(Dataset entries)
===============
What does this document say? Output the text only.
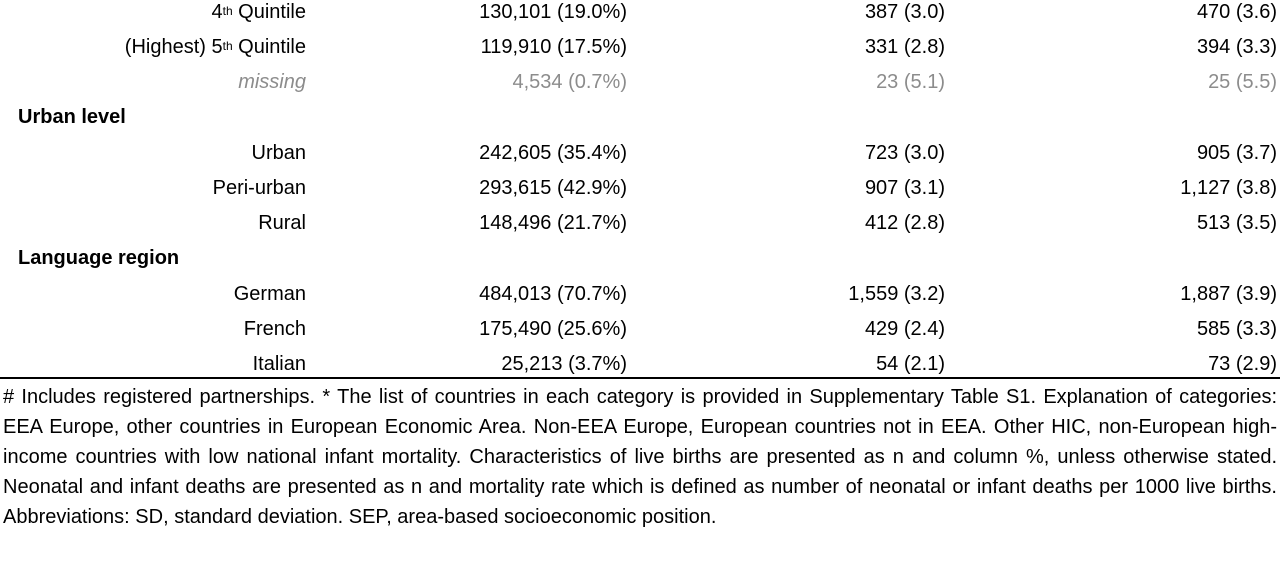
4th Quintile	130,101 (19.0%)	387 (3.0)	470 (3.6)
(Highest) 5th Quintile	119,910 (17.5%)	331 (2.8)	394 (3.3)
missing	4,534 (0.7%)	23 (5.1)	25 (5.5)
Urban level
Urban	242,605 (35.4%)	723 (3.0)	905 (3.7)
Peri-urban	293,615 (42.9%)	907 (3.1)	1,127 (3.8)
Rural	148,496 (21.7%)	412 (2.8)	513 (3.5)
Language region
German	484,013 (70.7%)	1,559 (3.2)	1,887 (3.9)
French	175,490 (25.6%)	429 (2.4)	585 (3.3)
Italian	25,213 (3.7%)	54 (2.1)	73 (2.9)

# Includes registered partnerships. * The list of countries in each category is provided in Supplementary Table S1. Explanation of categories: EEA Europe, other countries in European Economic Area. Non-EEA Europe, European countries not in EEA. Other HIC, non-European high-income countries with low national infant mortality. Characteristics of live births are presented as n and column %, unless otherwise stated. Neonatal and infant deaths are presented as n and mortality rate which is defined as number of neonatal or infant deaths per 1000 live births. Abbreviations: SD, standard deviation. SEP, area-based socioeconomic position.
===============
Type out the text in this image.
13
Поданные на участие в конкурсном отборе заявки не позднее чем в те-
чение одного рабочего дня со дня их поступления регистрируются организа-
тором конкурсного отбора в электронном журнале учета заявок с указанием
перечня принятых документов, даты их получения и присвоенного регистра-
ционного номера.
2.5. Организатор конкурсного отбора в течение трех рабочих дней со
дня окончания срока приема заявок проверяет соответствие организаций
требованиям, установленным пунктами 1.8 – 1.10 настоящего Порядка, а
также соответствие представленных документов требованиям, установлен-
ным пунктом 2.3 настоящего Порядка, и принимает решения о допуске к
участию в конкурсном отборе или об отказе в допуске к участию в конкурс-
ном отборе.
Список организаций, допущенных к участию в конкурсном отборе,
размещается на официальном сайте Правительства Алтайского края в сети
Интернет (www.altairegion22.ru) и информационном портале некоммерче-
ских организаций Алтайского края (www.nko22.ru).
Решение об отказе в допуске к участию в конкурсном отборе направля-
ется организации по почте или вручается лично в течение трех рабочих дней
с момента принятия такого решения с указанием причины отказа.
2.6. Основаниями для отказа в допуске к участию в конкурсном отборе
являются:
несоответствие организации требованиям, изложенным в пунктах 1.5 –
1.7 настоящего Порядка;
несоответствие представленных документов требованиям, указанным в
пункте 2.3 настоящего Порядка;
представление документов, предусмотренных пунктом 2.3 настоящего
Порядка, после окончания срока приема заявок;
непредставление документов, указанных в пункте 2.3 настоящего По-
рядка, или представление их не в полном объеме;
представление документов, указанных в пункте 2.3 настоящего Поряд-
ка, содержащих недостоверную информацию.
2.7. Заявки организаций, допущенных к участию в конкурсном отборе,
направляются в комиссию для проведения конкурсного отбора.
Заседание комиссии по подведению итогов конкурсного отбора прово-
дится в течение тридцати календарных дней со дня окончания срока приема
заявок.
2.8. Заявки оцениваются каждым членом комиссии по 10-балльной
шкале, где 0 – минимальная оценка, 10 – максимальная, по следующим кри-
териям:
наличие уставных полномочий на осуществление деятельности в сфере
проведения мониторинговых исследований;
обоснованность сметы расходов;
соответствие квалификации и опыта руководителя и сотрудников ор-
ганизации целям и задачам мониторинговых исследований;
===============
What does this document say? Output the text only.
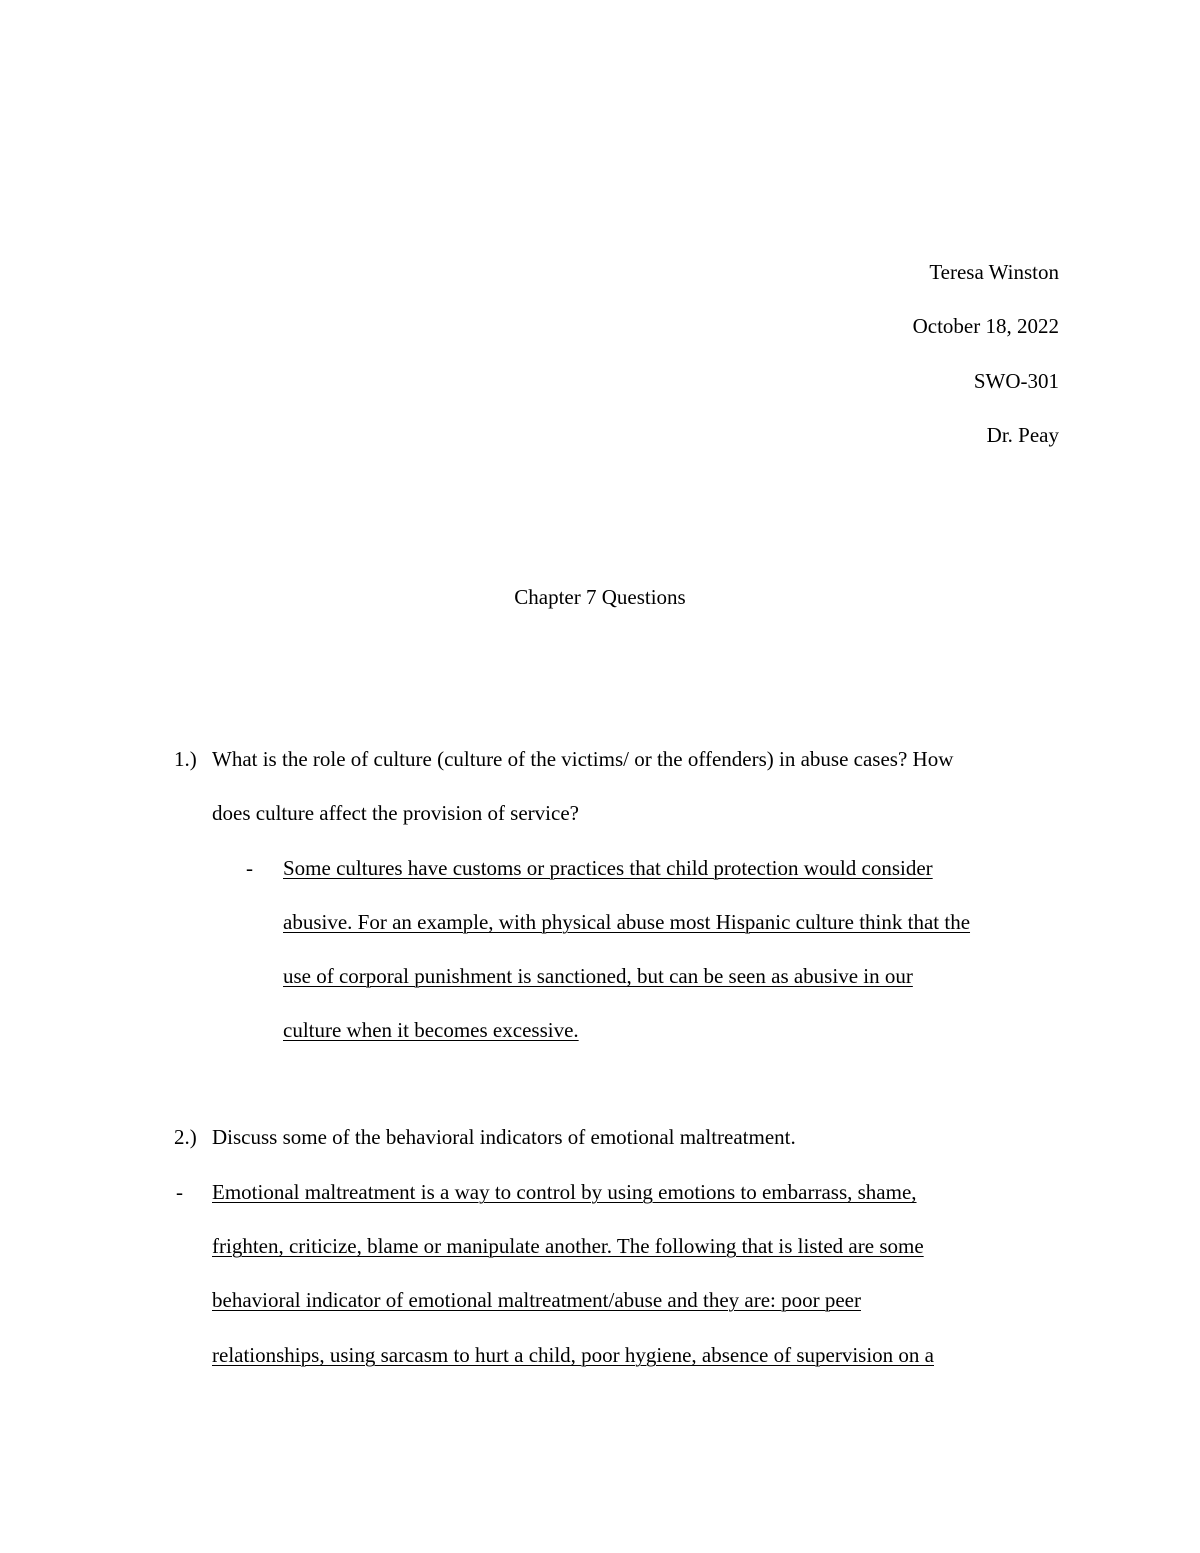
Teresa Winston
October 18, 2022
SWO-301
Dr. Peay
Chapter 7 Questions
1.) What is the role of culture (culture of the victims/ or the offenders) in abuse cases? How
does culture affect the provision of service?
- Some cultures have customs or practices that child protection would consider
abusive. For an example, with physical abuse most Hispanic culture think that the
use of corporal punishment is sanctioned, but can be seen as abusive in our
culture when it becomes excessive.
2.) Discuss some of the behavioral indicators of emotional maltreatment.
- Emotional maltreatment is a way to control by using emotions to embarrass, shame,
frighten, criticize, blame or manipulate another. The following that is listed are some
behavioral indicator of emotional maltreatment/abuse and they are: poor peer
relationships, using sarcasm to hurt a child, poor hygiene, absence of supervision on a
===============
◆ Instructions to follow ◆
Isolate each line of the listing above that includes "дней". Copy it.

◆ Task answer ◆
2.5. Организатор конкурсного отбора в течение трех рабочих дней со
ется организации по почте или вручается лично в течение трех рабочих дней
дится в течение тридцати календарных дней со дня окончания срока приема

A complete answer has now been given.